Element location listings
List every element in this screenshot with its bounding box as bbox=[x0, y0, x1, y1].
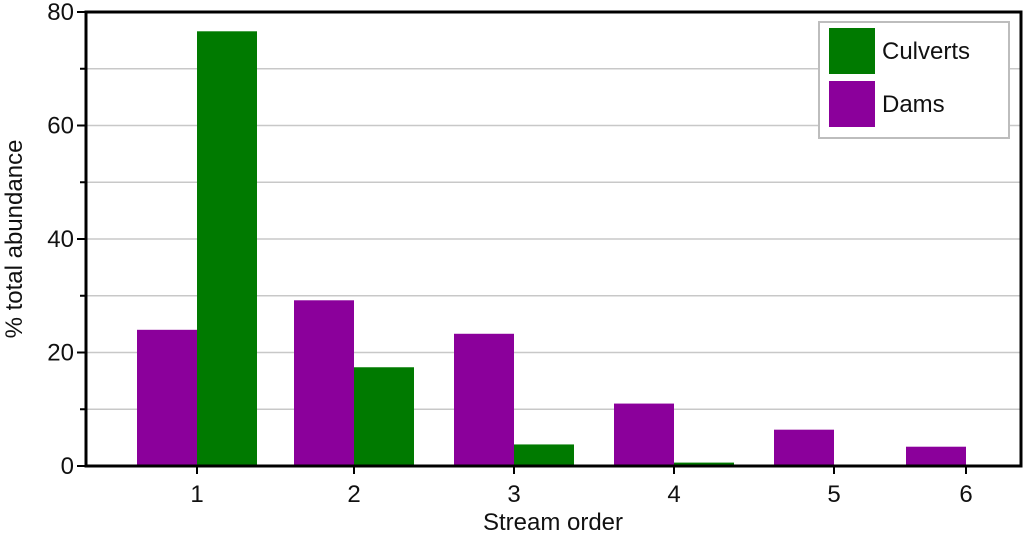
y-ticks: 0 20 40 60 80 bbox=[47, 0, 86, 480]
x-tick-label: 4 bbox=[667, 481, 680, 508]
bar-culverts-2 bbox=[354, 367, 414, 466]
bar-culverts-3 bbox=[514, 444, 574, 466]
bar-dams-2 bbox=[294, 300, 354, 466]
x-tick-label: 3 bbox=[507, 481, 520, 508]
bar-dams-1 bbox=[137, 329, 197, 466]
bar-dams-5 bbox=[774, 429, 834, 466]
bar-dams-3 bbox=[454, 333, 514, 466]
legend-swatch-dams bbox=[829, 81, 875, 127]
x-axis-label: Stream order bbox=[483, 509, 623, 533]
bars bbox=[137, 31, 966, 466]
bar-dams-6 bbox=[906, 446, 966, 466]
legend: Culverts Dams bbox=[818, 21, 1010, 139]
bar-culverts-4 bbox=[674, 462, 734, 466]
x-ticks: 1 2 3 4 5 6 bbox=[190, 466, 973, 508]
y-axis-label: % total abundance bbox=[1, 140, 28, 339]
x-tick-label: 6 bbox=[959, 481, 972, 508]
y-tick-label: 80 bbox=[47, 0, 74, 26]
legend-swatch-culverts bbox=[829, 28, 875, 74]
x-tick-label: 2 bbox=[347, 481, 360, 508]
legend-label-culverts: Culverts bbox=[882, 38, 970, 65]
y-tick-label: 40 bbox=[47, 226, 74, 253]
y-tick-label: 0 bbox=[61, 453, 74, 480]
legend-label-dams: Dams bbox=[882, 91, 945, 118]
x-tick-label: 5 bbox=[827, 481, 840, 508]
bar-dams-4 bbox=[614, 403, 674, 466]
x-tick-label: 1 bbox=[190, 481, 203, 508]
bar-culverts-1 bbox=[197, 31, 257, 466]
y-tick-label: 20 bbox=[47, 340, 74, 367]
y-tick-label: 60 bbox=[47, 113, 74, 140]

DESCRIPTION OF THE TASK =>
Copy word for word the lines in the listing above, starting with the line that contains "y-ticks: 0 20 40 60 80 bbox=[47, 0, 86, 480]" and ending with the line that contains "x-ticks: 1 2", both included.

ANSWER FOR THE TASK =>
y-ticks: 0 20 40 60 80 bbox=[47, 0, 86, 480]
x-tick-label: 4 bbox=[667, 481, 680, 508]
bar-culverts-2 bbox=[354, 367, 414, 466]
bar-culverts-3 bbox=[514, 444, 574, 466]
bar-dams-2 bbox=[294, 300, 354, 466]
x-tick-label: 3 bbox=[507, 481, 520, 508]
bar-dams-1 bbox=[137, 329, 197, 466]
bar-dams-5 bbox=[774, 429, 834, 466]
bar-dams-3 bbox=[454, 333, 514, 466]
legend-swatch-dams bbox=[829, 81, 875, 127]
x-axis-label: Stream order bbox=[483, 509, 623, 533]
bars bbox=[137, 31, 966, 466]
bar-dams-6 bbox=[906, 446, 966, 466]
legend: Culverts Dams bbox=[818, 21, 1010, 139]
bar-culverts-4 bbox=[674, 462, 734, 466]
x-ticks: 1 2 3 4 5 6 bbox=[190, 466, 973, 508]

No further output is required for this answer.